▶ _What this task involves_
Return the full material exactly.

:: Data shown

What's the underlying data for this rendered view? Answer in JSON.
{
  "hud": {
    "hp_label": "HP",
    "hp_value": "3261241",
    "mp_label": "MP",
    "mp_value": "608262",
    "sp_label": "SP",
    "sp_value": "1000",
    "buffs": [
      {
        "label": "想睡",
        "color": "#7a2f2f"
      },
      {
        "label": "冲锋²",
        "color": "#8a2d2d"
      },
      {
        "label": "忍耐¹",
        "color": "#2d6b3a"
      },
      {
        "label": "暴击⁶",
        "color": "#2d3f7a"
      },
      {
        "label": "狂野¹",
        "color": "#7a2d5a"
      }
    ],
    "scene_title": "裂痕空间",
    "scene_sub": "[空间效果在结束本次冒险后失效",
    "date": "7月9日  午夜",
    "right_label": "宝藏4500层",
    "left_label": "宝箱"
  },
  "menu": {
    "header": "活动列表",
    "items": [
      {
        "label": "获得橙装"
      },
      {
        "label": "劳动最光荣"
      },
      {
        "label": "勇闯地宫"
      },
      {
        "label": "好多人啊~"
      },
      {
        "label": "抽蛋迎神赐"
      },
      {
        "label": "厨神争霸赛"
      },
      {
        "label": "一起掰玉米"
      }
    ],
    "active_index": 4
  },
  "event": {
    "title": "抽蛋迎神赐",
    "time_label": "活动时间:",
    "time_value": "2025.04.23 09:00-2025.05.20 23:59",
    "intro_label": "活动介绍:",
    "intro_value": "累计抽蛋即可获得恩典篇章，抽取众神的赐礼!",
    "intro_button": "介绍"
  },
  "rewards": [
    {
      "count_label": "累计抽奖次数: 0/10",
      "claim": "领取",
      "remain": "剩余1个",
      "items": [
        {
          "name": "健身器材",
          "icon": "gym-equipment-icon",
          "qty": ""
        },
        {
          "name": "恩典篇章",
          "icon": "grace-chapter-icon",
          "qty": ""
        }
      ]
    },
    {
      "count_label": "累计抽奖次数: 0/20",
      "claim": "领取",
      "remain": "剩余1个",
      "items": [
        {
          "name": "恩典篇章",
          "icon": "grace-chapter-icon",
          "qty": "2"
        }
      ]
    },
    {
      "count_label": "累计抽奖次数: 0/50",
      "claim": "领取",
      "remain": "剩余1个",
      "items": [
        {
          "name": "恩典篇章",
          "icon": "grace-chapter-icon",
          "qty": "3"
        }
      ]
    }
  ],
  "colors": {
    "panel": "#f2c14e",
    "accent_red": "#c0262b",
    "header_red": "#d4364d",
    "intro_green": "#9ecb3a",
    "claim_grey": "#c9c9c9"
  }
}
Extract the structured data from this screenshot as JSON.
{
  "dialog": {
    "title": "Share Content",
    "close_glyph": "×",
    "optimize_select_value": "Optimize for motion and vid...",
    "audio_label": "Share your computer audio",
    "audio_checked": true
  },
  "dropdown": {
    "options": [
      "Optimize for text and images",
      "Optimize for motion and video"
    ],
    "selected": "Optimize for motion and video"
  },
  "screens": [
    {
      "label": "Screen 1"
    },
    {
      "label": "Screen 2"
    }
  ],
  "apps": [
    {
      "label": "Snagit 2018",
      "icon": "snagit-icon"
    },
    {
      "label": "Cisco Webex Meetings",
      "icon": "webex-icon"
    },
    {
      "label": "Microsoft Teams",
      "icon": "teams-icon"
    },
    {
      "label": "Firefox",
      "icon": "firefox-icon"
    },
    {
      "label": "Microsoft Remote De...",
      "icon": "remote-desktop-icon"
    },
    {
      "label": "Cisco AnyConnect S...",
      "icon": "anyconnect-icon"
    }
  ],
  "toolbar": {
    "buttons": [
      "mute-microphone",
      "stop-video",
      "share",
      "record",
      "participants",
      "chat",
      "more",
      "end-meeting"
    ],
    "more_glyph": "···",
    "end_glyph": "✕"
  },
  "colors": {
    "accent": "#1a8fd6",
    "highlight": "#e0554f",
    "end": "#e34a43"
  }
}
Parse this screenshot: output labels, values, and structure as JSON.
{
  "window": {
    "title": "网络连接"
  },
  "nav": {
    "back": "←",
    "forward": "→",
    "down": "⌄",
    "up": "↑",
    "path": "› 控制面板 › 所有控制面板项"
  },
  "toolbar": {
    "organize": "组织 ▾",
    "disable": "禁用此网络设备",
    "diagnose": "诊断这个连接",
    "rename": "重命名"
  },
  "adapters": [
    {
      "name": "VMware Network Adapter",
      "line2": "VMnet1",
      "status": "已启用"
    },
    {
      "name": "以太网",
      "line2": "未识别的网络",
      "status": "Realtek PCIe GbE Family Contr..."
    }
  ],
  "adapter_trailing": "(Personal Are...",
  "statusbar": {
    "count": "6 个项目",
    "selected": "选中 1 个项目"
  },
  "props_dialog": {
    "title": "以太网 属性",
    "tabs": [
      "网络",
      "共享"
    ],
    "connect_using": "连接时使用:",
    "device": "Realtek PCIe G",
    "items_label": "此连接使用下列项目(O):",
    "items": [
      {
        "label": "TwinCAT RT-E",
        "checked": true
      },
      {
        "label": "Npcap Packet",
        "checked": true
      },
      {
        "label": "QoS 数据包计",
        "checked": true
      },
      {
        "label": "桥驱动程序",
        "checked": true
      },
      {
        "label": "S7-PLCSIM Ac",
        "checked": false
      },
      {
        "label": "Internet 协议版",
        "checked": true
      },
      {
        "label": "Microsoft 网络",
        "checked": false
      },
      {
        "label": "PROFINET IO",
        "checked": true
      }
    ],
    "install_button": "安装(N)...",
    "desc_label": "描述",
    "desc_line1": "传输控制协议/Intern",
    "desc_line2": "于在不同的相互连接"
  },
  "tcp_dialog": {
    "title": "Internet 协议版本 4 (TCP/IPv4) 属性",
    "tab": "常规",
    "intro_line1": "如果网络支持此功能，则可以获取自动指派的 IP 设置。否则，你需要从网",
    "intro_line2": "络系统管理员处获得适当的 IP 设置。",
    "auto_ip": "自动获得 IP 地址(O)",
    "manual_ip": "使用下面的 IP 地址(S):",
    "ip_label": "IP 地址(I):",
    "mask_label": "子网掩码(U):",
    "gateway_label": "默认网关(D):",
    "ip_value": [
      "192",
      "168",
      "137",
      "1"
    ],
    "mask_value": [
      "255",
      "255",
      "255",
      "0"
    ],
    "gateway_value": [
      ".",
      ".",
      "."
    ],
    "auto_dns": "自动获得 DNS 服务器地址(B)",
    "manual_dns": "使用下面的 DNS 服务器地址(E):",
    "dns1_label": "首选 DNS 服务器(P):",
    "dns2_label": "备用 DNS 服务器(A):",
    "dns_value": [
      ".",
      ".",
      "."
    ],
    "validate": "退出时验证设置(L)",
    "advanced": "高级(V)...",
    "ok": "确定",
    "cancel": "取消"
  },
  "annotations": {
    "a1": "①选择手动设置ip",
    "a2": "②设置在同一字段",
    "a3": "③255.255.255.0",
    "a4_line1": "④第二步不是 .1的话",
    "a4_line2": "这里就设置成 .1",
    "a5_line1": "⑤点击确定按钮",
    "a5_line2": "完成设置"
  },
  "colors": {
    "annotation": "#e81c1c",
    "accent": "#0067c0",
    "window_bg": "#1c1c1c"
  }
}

::::

▶ _Expected answer_
What's the underlying data for this rendered view? Answer in JSON.
{
  "hud": {
    "hp_label": "HP",
    "hp_value": "3261241",
    "mp_label": "MP",
    "mp_value": "608262",
    "sp_label": "SP",
    "sp_value": "1000",
    "buffs": [
      {
        "label": "想睡",
        "color": "#7a2f2f"
      },
      {
        "label": "冲锋²",
        "color": "#8a2d2d"
      },
      {
        "label": "忍耐¹",
        "color": "#2d6b3a"
      },
      {
        "label": "暴击⁶",
        "color": "#2d3f7a"
      },
      {
        "label": "狂野¹",
        "color": "#7a2d5a"
      }
    ],
    "scene_title": "裂痕空间",
    "scene_sub": "[空间效果在结束本次冒险后失效",
    "date": "7月9日  午夜",
    "right_label": "宝藏4500层",
    "left_label": "宝箱"
  },
  "menu": {
    "header": "活动列表",
    "items": [
      {
        "label": "获得橙装"
      },
      {
        "label": "劳动最光荣"
      },
      {
        "label": "勇闯地宫"
      },
      {
        "label": "好多人啊~"
      },
      {
        "label": "抽蛋迎神赐"
      },
      {
        "label": "厨神争霸赛"
      },
      {
        "label": "一起掰玉米"
      }
    ],
    "active_index": 4
  },
  "event": {
    "title": "抽蛋迎神赐",
    "time_label": "活动时间:",
    "time_value": "2025.04.23 09:00-2025.05.20 23:59",
    "intro_label": "活动介绍:",
    "intro_value": "累计抽蛋即可获得恩典篇章，抽取众神的赐礼!",
    "intro_button": "介绍"
  },
  "rewards": [
    {
      "count_label": "累计抽奖次数: 0/10",
      "claim": "领取",
      "remain": "剩余1个",
      "items": [
        {
          "name": "健身器材",
          "icon": "gym-equipment-icon",
          "qty": ""
        },
        {
          "name": "恩典篇章",
          "icon": "grace-chapter-icon",
          "qty": ""
        }
      ]
    },
    {
      "count_label": "累计抽奖次数: 0/20",
      "claim": "领取",
      "remain": "剩余1个",
      "items": [
        {
          "name": "恩典篇章",
          "icon": "grace-chapter-icon",
          "qty": "2"
        }
      ]
    },
    {
      "count_label": "累计抽奖次数: 0/50",
      "claim": "领取",
      "remain": "剩余1个",
      "items": [
        {
          "name": "恩典篇章",
          "icon": "grace-chapter-icon",
          "qty": "3"
        }
      ]
    }
  ],
  "colors": {
    "panel": "#f2c14e",
    "accent_red": "#c0262b",
    "header_red": "#d4364d",
    "intro_green": "#9ecb3a",
    "claim_grey": "#c9c9c9"
  }
}
Extract the structured data from this screenshot as JSON.
{
  "dialog": {
    "title": "Share Content",
    "close_glyph": "×",
    "optimize_select_value": "Optimize for motion and vid...",
    "audio_label": "Share your computer audio",
    "audio_checked": true
  },
  "dropdown": {
    "options": [
      "Optimize for text and images",
      "Optimize for motion and video"
    ],
    "selected": "Optimize for motion and video"
  },
  "screens": [
    {
      "label": "Screen 1"
    },
    {
      "label": "Screen 2"
    }
  ],
  "apps": [
    {
      "label": "Snagit 2018",
      "icon": "snagit-icon"
    },
    {
      "label": "Cisco Webex Meetings",
      "icon": "webex-icon"
    },
    {
      "label": "Microsoft Teams",
      "icon": "teams-icon"
    },
    {
      "label": "Firefox",
      "icon": "firefox-icon"
    },
    {
      "label": "Microsoft Remote De...",
      "icon": "remote-desktop-icon"
    },
    {
      "label": "Cisco AnyConnect S...",
      "icon": "anyconnect-icon"
    }
  ],
  "toolbar": {
    "buttons": [
      "mute-microphone",
      "stop-video",
      "share",
      "record",
      "participants",
      "chat",
      "more",
      "end-meeting"
    ],
    "more_glyph": "···",
    "end_glyph": "✕"
  },
  "colors": {
    "accent": "#1a8fd6",
    "highlight": "#e0554f",
    "end": "#e34a43"
  }
}
Parse this screenshot: output labels, values, and structure as JSON.
{
  "window": {
    "title": "网络连接"
  },
  "nav": {
    "back": "←",
    "forward": "→",
    "down": "⌄",
    "up": "↑",
    "path": "› 控制面板 › 所有控制面板项"
  },
  "toolbar": {
    "organize": "组织 ▾",
    "disable": "禁用此网络设备",
    "diagnose": "诊断这个连接",
    "rename": "重命名"
  },
  "adapters": [
    {
      "name": "VMware Network Adapter",
      "line2": "VMnet1",
      "status": "已启用"
    },
    {
      "name": "以太网",
      "line2": "未识别的网络",
      "status": "Realtek PCIe GbE Family Contr..."
    }
  ],
  "adapter_trailing": "(Personal Are...",
  "statusbar": {
    "count": "6 个项目",
    "selected": "选中 1 个项目"
  },
  "props_dialog": {
    "title": "以太网 属性",
    "tabs": [
      "网络",
      "共享"
    ],
    "connect_using": "连接时使用:",
    "device": "Realtek PCIe G",
    "items_label": "此连接使用下列项目(O):",
    "items": [
      {
        "label": "TwinCAT RT-E",
        "checked": true
      },
      {
        "label": "Npcap Packet",
        "checked": true
      },
      {
        "label": "QoS 数据包计",
        "checked": true
      },
      {
        "label": "桥驱动程序",
        "checked": true
      },
      {
        "label": "S7-PLCSIM Ac",
        "checked": false
      },
      {
        "label": "Internet 协议版",
        "checked": true
      },
      {
        "label": "Microsoft 网络",
        "checked": false
      },
      {
        "label": "PROFINET IO",
        "checked": true
      }
    ],
    "install_button": "安装(N)...",
    "desc_label": "描述",
    "desc_line1": "传输控制协议/Intern",
    "desc_line2": "于在不同的相互连接"
  },
  "tcp_dialog": {
    "title": "Internet 协议版本 4 (TCP/IPv4) 属性",
    "tab": "常规",
    "intro_line1": "如果网络支持此功能，则可以获取自动指派的 IP 设置。否则，你需要从网",
    "intro_line2": "络系统管理员处获得适当的 IP 设置。",
    "auto_ip": "自动获得 IP 地址(O)",
    "manual_ip": "使用下面的 IP 地址(S):",
    "ip_label": "IP 地址(I):",
    "mask_label": "子网掩码(U):",
    "gateway_label": "默认网关(D):",
    "ip_value": [
      "192",
      "168",
      "137",
      "1"
    ],
    "mask_value": [
      "255",
      "255",
      "255",
      "0"
    ],
    "gateway_value": [
      ".",
      ".",
      "."
    ],
    "auto_dns": "自动获得 DNS 服务器地址(B)",
    "manual_dns": "使用下面的 DNS 服务器地址(E):",
    "dns1_label": "首选 DNS 服务器(P):",
    "dns2_label": "备用 DNS 服务器(A):",
    "dns_value": [
      ".",
      ".",
      "."
    ],
    "validate": "退出时验证设置(L)",
    "advanced": "高级(V)...",
    "ok": "确定",
    "cancel": "取消"
  },
  "annotations": {
    "a1": "①选择手动设置ip",
    "a2": "②设置在同一字段",
    "a3": "③255.255.255.0",
    "a4_line1": "④第二步不是 .1的话",
    "a4_line2": "这里就设置成 .1",
    "a5_line1": "⑤点击确定按钮",
    "a5_line2": "完成设置"
  },
  "colors": {
    "annotation": "#e81c1c",
    "accent": "#0067c0",
    "window_bg": "#1c1c1c"
  }
}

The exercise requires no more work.